= Required work =
Extract every line where the string "date" appears.

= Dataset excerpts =
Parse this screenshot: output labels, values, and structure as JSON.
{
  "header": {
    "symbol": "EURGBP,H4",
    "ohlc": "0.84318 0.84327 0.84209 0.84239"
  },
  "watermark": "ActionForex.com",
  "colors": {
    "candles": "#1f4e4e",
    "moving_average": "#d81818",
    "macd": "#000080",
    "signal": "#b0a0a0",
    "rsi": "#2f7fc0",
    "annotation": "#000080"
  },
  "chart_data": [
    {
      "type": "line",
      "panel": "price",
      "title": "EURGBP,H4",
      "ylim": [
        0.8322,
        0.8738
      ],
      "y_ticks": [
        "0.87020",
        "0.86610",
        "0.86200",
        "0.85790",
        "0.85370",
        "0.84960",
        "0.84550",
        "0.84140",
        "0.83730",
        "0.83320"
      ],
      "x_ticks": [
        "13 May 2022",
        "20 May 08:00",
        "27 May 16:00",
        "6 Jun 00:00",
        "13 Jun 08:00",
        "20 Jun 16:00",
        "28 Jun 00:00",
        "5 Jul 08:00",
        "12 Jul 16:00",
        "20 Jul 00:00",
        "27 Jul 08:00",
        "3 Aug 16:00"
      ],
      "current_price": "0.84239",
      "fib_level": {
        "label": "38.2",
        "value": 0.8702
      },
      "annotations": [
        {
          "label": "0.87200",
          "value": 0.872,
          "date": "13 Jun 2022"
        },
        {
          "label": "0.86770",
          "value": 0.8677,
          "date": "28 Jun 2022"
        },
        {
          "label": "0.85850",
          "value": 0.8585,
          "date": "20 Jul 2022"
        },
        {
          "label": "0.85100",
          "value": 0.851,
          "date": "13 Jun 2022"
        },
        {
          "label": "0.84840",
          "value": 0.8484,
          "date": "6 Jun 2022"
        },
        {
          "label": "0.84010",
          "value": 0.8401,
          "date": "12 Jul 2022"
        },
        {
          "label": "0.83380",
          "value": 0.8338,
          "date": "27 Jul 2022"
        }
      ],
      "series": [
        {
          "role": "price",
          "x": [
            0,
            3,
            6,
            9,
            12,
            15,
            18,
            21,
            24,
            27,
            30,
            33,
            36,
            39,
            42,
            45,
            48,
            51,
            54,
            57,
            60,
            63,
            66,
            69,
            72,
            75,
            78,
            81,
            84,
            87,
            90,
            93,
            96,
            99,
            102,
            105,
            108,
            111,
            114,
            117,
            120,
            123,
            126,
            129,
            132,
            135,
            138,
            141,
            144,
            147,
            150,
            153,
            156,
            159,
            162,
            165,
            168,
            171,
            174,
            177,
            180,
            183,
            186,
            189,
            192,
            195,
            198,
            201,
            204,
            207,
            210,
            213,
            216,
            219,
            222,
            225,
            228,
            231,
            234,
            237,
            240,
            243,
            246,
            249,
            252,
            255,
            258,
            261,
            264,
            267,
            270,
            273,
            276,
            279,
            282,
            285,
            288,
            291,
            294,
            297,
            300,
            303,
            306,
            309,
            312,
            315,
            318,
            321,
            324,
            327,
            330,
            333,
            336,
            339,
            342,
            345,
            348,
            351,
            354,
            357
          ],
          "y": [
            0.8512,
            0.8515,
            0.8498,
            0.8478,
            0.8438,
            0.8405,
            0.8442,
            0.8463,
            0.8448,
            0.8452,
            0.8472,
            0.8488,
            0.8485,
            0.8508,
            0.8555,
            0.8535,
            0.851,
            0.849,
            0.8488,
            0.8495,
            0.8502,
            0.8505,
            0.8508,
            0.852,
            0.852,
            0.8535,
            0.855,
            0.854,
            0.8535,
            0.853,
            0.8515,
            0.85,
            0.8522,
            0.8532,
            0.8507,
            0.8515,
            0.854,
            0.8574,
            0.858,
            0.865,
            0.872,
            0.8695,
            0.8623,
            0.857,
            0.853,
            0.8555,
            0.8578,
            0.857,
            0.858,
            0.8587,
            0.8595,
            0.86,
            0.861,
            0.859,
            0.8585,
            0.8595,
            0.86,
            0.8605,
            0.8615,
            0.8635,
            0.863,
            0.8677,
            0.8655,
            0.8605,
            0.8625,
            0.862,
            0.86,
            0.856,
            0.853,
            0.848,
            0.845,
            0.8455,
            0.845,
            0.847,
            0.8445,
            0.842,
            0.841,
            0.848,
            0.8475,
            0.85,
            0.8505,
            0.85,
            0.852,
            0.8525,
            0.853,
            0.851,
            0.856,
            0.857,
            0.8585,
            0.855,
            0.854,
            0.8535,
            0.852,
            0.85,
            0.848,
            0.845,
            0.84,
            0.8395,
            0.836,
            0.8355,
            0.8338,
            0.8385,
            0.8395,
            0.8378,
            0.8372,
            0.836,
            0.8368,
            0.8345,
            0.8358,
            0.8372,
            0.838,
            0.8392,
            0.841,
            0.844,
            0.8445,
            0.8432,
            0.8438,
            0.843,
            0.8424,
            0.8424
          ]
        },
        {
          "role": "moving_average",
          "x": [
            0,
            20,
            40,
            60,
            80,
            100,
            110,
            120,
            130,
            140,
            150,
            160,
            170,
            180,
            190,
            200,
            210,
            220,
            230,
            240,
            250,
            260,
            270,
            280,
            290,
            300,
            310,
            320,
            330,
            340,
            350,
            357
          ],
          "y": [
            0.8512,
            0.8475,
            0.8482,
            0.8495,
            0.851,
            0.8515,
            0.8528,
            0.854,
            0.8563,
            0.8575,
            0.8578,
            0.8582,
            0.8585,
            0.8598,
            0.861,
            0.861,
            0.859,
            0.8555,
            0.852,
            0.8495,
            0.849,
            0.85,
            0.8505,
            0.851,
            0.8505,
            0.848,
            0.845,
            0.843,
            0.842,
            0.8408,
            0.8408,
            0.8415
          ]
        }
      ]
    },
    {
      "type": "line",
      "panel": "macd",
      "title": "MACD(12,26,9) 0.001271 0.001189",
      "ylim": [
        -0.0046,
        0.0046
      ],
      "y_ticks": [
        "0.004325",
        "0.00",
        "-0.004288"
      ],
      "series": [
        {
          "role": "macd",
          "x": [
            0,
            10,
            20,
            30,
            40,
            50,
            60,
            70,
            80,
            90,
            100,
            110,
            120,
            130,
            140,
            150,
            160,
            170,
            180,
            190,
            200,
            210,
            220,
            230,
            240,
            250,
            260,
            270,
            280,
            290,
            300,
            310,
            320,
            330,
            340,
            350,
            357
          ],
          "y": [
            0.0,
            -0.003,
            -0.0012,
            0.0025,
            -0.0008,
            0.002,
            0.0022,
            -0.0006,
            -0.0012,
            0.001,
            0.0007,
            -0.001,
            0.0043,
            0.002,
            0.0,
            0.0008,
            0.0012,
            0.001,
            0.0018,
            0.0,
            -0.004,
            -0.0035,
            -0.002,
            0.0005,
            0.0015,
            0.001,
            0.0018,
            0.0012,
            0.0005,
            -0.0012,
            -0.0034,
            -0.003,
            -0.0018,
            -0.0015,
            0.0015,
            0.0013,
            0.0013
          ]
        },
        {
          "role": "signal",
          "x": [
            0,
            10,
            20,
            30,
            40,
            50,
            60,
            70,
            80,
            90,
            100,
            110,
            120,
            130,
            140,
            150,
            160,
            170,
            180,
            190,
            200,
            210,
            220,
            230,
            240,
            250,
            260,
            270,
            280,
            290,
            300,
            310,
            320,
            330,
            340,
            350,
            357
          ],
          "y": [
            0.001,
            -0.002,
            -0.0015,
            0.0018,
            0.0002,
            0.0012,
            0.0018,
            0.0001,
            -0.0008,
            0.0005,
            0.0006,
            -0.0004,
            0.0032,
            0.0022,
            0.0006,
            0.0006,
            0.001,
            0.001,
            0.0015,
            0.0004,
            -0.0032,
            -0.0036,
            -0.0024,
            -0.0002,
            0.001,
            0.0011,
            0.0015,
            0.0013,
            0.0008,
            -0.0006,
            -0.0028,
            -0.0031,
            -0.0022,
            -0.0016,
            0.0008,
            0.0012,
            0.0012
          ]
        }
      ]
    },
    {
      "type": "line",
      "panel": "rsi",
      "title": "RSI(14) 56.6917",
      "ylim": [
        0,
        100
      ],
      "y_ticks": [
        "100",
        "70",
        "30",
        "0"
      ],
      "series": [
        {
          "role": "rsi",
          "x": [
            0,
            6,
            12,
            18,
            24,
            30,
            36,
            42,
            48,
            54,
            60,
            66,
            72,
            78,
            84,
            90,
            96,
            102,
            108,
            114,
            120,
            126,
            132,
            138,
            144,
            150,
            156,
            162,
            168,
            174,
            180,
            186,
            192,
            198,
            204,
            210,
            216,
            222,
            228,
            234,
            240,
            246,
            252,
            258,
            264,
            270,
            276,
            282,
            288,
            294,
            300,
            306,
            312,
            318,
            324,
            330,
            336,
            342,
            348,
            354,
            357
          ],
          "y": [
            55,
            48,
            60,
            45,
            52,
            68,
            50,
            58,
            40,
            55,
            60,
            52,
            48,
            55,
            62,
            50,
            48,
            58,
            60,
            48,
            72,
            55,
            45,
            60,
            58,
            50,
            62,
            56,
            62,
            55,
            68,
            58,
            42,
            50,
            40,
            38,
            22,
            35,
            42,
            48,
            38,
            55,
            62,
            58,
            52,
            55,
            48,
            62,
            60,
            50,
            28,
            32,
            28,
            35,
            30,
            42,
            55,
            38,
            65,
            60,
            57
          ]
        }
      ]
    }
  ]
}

= Output for this exercise =
          "date": "13 Jun 2022"
          "date": "28 Jun 2022"
          "date": "20 Jul 2022"
          "date": "13 Jun 2022"
          "date": "6 Jun 2022"
          "date": "12 Jul 2022"
          "date": "27 Jul 2022"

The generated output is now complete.